Reproduce all of the data exactly.
*** Records to use ***
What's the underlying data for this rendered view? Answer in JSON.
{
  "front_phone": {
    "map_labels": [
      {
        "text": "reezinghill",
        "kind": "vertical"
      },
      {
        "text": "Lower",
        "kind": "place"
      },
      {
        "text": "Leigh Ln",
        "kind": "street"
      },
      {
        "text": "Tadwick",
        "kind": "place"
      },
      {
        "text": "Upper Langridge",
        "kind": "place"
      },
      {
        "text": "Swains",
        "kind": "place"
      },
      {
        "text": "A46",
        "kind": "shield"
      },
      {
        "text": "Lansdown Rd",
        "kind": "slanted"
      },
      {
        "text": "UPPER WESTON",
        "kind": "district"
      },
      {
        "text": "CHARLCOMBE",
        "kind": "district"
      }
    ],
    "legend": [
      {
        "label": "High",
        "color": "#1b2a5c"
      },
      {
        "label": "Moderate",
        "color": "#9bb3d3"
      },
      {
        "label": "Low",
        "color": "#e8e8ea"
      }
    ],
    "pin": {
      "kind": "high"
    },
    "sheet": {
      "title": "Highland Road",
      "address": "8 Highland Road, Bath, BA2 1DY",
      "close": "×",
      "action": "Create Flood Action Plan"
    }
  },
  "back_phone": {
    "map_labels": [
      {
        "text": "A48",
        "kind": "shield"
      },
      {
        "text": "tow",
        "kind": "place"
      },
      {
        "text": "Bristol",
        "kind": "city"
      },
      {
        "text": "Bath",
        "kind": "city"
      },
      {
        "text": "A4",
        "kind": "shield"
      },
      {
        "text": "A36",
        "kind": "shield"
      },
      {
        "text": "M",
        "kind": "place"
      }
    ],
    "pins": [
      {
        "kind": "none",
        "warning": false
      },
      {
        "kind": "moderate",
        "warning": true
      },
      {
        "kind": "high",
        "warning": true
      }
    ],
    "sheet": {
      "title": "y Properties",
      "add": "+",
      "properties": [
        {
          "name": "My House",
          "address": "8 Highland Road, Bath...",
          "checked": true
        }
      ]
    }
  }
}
***
- _Exercise response_:
What's the underlying data for this rendered view? Answer in JSON.
{
  "front_phone": {
    "map_labels": [
      {
        "text": "reezinghill",
        "kind": "vertical"
      },
      {
        "text": "Lower",
        "kind": "place"
      },
      {
        "text": "Leigh Ln",
        "kind": "street"
      },
      {
        "text": "Tadwick",
        "kind": "place"
      },
      {
        "text": "Upper Langridge",
        "kind": "place"
      },
      {
        "text": "Swains",
        "kind": "place"
      },
      {
        "text": "A46",
        "kind": "shield"
      },
      {
        "text": "Lansdown Rd",
        "kind": "slanted"
      },
      {
        "text": "UPPER WESTON",
        "kind": "district"
      },
      {
        "text": "CHARLCOMBE",
        "kind": "district"
      }
    ],
    "legend": [
      {
        "label": "High",
        "color": "#1b2a5c"
      },
      {
        "label": "Moderate",
        "color": "#9bb3d3"
      },
      {
        "label": "Low",
        "color": "#e8e8ea"
      }
    ],
    "pin": {
      "kind": "high"
    },
    "sheet": {
      "title": "Highland Road",
      "address": "8 Highland Road, Bath, BA2 1DY",
      "close": "×",
      "action": "Create Flood Action Plan"
    }
  },
  "back_phone": {
    "map_labels": [
      {
        "text": "A48",
        "kind": "shield"
      },
      {
        "text": "tow",
        "kind": "place"
      },
      {
        "text": "Bristol",
        "kind": "city"
      },
      {
        "text": "Bath",
        "kind": "city"
      },
      {
        "text": "A4",
        "kind": "shield"
      },
      {
        "text": "A36",
        "kind": "shield"
      },
      {
        "text": "M",
        "kind": "place"
      }
    ],
    "pins": [
      {
        "kind": "none",
        "warning": false
      },
      {
        "kind": "moderate",
        "warning": true
      },
      {
        "kind": "high",
        "warning": true
      }
    ],
    "sheet": {
      "title": "y Properties",
      "add": "+",
      "properties": [
        {
          "name": "My House",
          "address": "8 Highland Road, Bath...",
          "checked": true
        }
      ]
    }
  }
}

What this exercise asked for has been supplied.